Given task: Using the listing below, copy every line that mentions "JSON".

Supplied material:
-------
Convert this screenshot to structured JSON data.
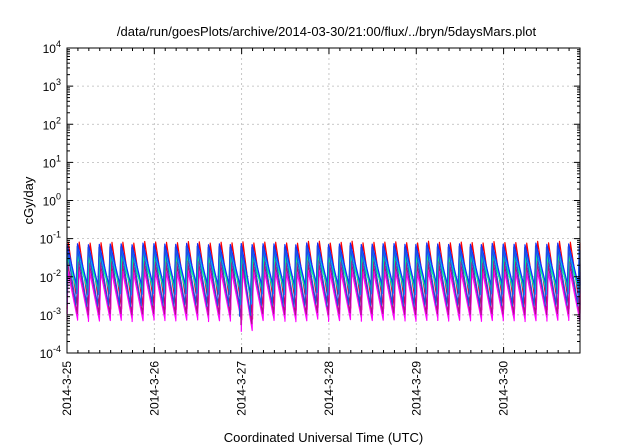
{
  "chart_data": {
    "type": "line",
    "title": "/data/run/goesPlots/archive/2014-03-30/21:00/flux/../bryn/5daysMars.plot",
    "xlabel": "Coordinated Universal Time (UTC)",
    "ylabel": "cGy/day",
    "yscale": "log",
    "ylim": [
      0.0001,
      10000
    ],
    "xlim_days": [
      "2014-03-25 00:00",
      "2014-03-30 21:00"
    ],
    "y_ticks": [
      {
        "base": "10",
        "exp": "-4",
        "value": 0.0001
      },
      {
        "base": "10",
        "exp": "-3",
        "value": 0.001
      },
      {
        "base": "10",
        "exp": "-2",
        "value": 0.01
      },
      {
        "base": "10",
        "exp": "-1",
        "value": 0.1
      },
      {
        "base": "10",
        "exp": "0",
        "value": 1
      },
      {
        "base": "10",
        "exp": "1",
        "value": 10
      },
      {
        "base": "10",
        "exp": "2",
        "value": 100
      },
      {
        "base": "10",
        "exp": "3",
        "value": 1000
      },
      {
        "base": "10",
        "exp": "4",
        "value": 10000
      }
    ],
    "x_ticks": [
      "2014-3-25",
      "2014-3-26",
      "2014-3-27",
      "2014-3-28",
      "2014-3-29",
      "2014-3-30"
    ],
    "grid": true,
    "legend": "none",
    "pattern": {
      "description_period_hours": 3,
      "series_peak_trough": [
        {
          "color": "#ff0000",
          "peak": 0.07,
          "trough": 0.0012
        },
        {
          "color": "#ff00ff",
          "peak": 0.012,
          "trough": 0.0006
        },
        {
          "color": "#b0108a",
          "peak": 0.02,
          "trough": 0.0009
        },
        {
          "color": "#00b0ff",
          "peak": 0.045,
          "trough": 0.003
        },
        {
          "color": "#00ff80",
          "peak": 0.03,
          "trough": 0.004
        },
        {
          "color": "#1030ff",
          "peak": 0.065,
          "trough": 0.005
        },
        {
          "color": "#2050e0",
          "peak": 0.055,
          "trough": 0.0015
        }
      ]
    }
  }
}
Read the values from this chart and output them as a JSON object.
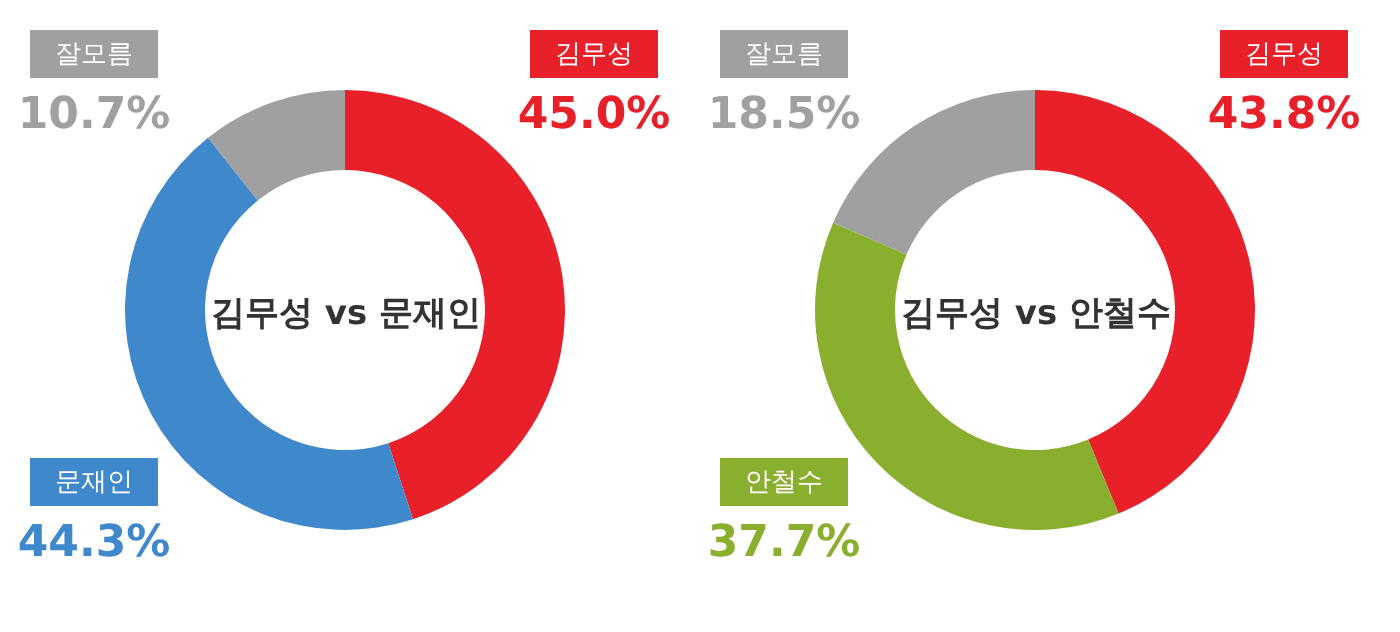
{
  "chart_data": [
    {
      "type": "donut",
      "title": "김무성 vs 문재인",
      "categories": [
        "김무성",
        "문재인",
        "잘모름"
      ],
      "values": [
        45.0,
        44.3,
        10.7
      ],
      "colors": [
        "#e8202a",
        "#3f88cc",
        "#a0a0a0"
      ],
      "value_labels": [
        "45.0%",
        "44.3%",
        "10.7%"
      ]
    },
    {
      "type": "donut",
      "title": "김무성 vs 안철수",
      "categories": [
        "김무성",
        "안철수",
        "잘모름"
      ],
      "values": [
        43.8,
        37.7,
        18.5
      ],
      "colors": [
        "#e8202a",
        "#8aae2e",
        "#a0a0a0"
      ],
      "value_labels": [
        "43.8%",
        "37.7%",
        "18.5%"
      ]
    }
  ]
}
-------
Reply:
Convert this screenshot to structured JSON data.
Read the values from this chart and output them as a JSON object.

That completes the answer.